Do this = Reproduce the whole listing, character for character.
Begin Provided records
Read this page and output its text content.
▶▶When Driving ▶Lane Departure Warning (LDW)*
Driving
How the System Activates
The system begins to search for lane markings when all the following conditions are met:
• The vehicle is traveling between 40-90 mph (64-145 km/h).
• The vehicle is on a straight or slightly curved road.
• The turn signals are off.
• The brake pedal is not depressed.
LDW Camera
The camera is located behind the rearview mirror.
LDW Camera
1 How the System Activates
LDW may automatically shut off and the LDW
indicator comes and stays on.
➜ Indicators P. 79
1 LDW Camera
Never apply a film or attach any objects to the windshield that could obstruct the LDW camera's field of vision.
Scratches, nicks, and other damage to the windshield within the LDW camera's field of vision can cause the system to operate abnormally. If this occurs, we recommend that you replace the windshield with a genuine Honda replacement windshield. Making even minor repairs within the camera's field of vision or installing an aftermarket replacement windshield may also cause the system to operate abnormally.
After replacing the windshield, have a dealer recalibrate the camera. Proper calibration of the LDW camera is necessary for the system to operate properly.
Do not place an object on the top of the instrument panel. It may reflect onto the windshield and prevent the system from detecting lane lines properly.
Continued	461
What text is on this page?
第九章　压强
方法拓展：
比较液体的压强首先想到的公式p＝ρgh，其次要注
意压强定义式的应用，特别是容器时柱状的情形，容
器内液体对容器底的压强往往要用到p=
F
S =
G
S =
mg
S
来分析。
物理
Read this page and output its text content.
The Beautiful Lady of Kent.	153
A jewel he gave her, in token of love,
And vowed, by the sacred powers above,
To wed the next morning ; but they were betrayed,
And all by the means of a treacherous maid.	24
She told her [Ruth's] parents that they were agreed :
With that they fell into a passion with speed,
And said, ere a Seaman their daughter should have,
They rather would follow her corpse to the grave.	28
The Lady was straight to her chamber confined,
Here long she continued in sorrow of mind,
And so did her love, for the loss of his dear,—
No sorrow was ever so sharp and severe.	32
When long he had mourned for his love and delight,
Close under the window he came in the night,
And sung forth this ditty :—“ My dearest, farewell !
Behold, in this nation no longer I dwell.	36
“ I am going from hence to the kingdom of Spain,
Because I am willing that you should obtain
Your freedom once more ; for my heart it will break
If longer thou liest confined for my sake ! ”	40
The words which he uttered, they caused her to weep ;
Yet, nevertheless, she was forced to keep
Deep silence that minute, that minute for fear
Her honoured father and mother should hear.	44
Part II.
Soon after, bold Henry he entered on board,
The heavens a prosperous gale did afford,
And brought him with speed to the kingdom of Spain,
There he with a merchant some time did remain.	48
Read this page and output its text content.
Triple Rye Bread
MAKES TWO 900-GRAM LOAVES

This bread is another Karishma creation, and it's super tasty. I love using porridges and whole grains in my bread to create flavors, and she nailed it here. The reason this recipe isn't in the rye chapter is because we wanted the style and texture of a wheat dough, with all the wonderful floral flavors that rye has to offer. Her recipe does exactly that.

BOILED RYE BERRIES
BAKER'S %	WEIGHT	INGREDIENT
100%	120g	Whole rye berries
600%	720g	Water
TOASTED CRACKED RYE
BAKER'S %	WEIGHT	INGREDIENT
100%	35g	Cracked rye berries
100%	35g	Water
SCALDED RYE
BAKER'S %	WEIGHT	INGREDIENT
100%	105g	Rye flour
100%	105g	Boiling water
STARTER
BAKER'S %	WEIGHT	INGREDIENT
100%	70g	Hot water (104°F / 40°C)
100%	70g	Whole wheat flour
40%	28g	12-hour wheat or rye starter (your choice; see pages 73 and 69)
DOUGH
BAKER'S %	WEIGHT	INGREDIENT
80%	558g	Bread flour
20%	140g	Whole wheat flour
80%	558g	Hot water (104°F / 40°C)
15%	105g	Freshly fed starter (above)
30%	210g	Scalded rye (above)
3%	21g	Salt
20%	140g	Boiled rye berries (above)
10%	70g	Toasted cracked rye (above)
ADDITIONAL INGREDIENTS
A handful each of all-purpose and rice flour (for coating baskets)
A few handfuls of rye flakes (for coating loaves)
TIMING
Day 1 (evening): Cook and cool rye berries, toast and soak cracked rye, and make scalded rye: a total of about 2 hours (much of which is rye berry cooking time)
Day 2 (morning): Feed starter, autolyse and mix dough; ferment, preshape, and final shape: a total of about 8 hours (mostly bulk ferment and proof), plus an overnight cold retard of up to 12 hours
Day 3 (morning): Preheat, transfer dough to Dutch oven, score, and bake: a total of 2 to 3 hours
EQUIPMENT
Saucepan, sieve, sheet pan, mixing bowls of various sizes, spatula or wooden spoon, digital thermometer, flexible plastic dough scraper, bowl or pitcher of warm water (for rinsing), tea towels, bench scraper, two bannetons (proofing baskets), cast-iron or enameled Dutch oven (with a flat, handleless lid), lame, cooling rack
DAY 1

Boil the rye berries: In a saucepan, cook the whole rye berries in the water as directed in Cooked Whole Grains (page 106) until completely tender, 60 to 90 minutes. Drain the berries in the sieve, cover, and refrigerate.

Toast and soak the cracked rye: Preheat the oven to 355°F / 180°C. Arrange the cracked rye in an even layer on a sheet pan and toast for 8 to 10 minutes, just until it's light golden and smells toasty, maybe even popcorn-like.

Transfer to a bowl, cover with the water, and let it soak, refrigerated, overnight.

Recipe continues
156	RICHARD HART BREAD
End Provided records
Exercise response =
Read this page and output its text content.
▶▶When Driving ▶Lane Departure Warning (LDW)*
Driving
How the System Activates
The system begins to search for lane markings when all the following conditions are met:
• The vehicle is traveling between 40-90 mph (64-145 km/h).
• The vehicle is on a straight or slightly curved road.
• The turn signals are off.
• The brake pedal is not depressed.
LDW Camera
The camera is located behind the rearview mirror.
LDW Camera
1 How the System Activates
LDW may automatically shut off and the LDW
indicator comes and stays on.
➜ Indicators P. 79
1 LDW Camera
Never apply a film or attach any objects to the windshield that could obstruct the LDW camera's field of vision.
Scratches, nicks, and other damage to the windshield within the LDW camera's field of vision can cause the system to operate abnormally. If this occurs, we recommend that you replace the windshield with a genuine Honda replacement windshield. Making even minor repairs within the camera's field of vision or installing an aftermarket replacement windshield may also cause the system to operate abnormally.
After replacing the windshield, have a dealer recalibrate the camera. Proper calibration of the LDW camera is necessary for the system to operate properly.
Do not place an object on the top of the instrument panel. It may reflect onto the windshield and prevent the system from detecting lane lines properly.
Continued	461
What text is on this page?
第九章　压强
方法拓展：
比较液体的压强首先想到的公式p＝ρgh，其次要注
意压强定义式的应用，特别是容器时柱状的情形，容
器内液体对容器底的压强往往要用到p=
F
S =
G
S =
mg
S
来分析。
物理
Read this page and output its text content.
The Beautiful Lady of Kent.	153
A jewel he gave her, in token of love,
And vowed, by the sacred powers above,
To wed the next morning ; but they were betrayed,
And all by the means of a treacherous maid.	24
She told her [Ruth's] parents that they were agreed :
With that they fell into a passion with speed,
And said, ere a Seaman their daughter should have,
They rather would follow her corpse to the grave.	28
The Lady was straight to her chamber confined,
Here long she continued in sorrow of mind,
And so did her love, for the loss of his dear,—
No sorrow was ever so sharp and severe.	32
When long he had mourned for his love and delight,
Close under the window he came in the night,
And sung forth this ditty :—“ My dearest, farewell !
Behold, in this nation no longer I dwell.	36
“ I am going from hence to the kingdom of Spain,
Because I am willing that you should obtain
Your freedom once more ; for my heart it will break
If longer thou liest confined for my sake ! ”	40
The words which he uttered, they caused her to weep ;
Yet, nevertheless, she was forced to keep
Deep silence that minute, that minute for fear
Her honoured father and mother should hear.	44
Part II.
Soon after, bold Henry he entered on board,
The heavens a prosperous gale did afford,
And brought him with speed to the kingdom of Spain,
There he with a merchant some time did remain.	48
Read this page and output its text content.
Triple Rye Bread
MAKES TWO 900-GRAM LOAVES

This bread is another Karishma creation, and it's super tasty. I love using porridges and whole grains in my bread to create flavors, and she nailed it here. The reason this recipe isn't in the rye chapter is because we wanted the style and texture of a wheat dough, with all the wonderful floral flavors that rye has to offer. Her recipe does exactly that.

BOILED RYE BERRIES
BAKER'S %	WEIGHT	INGREDIENT
100%	120g	Whole rye berries
600%	720g	Water
TOASTED CRACKED RYE
BAKER'S %	WEIGHT	INGREDIENT
100%	35g	Cracked rye berries
100%	35g	Water
SCALDED RYE
BAKER'S %	WEIGHT	INGREDIENT
100%	105g	Rye flour
100%	105g	Boiling water
STARTER
BAKER'S %	WEIGHT	INGREDIENT
100%	70g	Hot water (104°F / 40°C)
100%	70g	Whole wheat flour
40%	28g	12-hour wheat or rye starter (your choice; see pages 73 and 69)
DOUGH
BAKER'S %	WEIGHT	INGREDIENT
80%	558g	Bread flour
20%	140g	Whole wheat flour
80%	558g	Hot water (104°F / 40°C)
15%	105g	Freshly fed starter (above)
30%	210g	Scalded rye (above)
3%	21g	Salt
20%	140g	Boiled rye berries (above)
10%	70g	Toasted cracked rye (above)
ADDITIONAL INGREDIENTS
A handful each of all-purpose and rice flour (for coating baskets)
A few handfuls of rye flakes (for coating loaves)
TIMING
Day 1 (evening): Cook and cool rye berries, toast and soak cracked rye, and make scalded rye: a total of about 2 hours (much of which is rye berry cooking time)
Day 2 (morning): Feed starter, autolyse and mix dough; ferment, preshape, and final shape: a total of about 8 hours (mostly bulk ferment and proof), plus an overnight cold retard of up to 12 hours
Day 3 (morning): Preheat, transfer dough to Dutch oven, score, and bake: a total of 2 to 3 hours
EQUIPMENT
Saucepan, sieve, sheet pan, mixing bowls of various sizes, spatula or wooden spoon, digital thermometer, flexible plastic dough scraper, bowl or pitcher of warm water (for rinsing), tea towels, bench scraper, two bannetons (proofing baskets), cast-iron or enameled Dutch oven (with a flat, handleless lid), lame, cooling rack
DAY 1

Boil the rye berries: In a saucepan, cook the whole rye berries in the water as directed in Cooked Whole Grains (page 106) until completely tender, 60 to 90 minutes. Drain the berries in the sieve, cover, and refrigerate.

Toast and soak the cracked rye: Preheat the oven to 355°F / 180°C. Arrange the cracked rye in an even layer on a sheet pan and toast for 8 to 10 minutes, just until it's light golden and smells toasty, maybe even popcorn-like.

Transfer to a bowl, cover with the water, and let it soak, refrigerated, overnight.

Recipe continues
156	RICHARD HART BREAD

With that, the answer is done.